For the data below, report only the number of lines containing the string "have".
+-------+
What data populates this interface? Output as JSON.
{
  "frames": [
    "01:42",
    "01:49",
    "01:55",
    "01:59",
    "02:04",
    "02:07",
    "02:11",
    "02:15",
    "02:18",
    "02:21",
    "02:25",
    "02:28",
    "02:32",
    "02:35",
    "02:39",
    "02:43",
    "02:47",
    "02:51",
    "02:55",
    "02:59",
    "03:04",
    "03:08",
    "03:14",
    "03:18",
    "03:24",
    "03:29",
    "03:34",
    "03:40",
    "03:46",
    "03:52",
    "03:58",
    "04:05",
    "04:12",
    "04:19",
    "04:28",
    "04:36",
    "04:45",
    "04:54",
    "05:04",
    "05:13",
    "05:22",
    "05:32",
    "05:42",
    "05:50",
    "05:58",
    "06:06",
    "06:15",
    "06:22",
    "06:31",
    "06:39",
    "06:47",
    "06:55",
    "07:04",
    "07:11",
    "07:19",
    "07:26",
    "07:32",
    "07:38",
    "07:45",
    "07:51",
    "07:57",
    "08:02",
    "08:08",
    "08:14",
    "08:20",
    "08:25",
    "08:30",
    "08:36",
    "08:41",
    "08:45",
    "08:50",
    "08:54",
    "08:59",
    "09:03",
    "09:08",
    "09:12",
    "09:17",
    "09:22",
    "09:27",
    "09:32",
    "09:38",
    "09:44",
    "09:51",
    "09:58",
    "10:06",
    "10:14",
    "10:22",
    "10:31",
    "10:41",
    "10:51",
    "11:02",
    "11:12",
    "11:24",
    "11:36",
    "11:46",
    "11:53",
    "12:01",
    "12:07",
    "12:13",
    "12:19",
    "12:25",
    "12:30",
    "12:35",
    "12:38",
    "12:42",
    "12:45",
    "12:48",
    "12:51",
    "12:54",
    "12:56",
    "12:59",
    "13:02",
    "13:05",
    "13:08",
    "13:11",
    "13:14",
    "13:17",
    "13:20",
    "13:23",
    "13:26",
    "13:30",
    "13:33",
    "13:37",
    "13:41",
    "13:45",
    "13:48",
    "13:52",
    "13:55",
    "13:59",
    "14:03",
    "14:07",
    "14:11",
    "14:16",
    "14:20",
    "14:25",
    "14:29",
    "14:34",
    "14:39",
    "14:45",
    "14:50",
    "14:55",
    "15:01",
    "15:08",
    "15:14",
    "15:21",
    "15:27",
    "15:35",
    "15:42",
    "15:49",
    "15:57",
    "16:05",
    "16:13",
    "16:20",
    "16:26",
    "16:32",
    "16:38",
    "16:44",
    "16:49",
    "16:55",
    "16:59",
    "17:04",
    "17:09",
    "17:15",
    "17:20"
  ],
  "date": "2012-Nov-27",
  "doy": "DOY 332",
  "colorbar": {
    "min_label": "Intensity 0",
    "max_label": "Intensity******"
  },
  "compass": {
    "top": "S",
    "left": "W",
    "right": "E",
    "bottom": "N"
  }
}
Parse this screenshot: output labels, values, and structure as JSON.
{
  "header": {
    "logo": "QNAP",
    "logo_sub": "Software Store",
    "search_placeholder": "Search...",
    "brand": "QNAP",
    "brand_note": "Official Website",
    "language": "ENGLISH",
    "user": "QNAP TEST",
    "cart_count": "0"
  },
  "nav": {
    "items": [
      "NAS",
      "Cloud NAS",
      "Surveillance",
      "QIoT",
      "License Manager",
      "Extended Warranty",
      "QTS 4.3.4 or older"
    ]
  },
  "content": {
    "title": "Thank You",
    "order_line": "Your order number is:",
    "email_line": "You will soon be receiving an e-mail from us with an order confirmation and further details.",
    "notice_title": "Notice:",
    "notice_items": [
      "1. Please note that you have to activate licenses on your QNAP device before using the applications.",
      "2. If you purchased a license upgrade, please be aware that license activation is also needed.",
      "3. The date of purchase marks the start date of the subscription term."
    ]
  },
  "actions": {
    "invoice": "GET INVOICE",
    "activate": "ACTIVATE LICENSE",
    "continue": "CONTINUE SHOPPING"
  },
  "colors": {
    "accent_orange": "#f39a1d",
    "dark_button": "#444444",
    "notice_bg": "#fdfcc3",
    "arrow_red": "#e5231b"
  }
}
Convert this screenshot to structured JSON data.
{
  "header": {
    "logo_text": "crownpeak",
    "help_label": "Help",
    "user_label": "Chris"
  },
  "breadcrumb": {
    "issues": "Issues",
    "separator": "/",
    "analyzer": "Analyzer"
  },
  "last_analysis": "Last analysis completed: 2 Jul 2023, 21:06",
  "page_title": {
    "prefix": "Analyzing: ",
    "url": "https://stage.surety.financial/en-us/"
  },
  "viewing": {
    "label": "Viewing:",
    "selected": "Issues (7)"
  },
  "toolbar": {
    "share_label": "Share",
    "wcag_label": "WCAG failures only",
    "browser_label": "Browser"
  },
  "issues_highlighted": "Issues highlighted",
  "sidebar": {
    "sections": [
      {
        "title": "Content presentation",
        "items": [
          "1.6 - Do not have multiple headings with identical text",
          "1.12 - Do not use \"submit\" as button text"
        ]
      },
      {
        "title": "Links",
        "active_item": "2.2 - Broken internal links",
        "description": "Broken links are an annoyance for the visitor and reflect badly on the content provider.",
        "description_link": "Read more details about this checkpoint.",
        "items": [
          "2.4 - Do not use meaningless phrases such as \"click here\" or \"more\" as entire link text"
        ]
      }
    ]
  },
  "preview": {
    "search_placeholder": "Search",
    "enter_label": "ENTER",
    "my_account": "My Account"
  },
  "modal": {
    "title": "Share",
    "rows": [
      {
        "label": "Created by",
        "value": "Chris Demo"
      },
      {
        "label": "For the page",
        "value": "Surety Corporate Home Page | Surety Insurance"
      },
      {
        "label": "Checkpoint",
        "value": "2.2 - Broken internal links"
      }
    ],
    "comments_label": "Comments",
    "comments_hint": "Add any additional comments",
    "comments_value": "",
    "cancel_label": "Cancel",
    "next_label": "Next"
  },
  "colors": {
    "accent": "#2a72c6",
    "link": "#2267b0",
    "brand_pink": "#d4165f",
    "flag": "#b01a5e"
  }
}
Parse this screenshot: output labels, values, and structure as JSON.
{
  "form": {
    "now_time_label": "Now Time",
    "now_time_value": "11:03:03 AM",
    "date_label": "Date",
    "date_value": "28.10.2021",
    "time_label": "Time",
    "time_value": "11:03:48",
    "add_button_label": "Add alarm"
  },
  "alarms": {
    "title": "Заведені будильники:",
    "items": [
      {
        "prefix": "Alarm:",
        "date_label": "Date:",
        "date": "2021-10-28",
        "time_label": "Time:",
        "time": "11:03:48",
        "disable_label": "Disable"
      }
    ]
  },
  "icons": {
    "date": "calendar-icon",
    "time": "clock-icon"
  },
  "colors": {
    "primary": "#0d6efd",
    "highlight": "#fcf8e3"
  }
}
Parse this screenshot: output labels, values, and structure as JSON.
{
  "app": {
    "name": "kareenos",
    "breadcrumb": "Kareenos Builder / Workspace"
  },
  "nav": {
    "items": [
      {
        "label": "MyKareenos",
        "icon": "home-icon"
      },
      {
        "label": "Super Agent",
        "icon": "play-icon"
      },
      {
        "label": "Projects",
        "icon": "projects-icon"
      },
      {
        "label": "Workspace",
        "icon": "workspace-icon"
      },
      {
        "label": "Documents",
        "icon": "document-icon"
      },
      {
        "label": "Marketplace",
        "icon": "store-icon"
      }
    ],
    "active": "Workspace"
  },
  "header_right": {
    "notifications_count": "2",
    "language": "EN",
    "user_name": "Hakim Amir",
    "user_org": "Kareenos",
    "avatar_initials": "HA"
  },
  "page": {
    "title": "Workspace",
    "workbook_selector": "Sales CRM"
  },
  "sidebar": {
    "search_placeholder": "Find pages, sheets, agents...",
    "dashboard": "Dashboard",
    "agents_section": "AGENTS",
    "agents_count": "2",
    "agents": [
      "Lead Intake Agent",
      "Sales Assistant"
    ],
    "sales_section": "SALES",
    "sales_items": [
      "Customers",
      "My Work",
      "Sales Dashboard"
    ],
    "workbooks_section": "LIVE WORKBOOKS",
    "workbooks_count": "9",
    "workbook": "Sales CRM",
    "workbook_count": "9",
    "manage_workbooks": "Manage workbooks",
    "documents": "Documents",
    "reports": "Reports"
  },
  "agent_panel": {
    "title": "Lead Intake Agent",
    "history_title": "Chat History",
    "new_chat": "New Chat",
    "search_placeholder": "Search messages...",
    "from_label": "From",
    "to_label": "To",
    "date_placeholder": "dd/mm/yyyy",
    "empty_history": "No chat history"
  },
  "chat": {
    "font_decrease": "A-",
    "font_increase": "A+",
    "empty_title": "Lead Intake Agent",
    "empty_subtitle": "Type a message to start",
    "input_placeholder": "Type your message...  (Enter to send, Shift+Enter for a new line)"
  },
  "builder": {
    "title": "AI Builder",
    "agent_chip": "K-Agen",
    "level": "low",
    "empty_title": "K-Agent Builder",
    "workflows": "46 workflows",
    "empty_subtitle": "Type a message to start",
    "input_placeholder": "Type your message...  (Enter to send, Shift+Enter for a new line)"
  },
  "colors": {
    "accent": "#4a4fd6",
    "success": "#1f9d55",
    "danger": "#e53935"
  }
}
+-------+
-- Exercise output --
2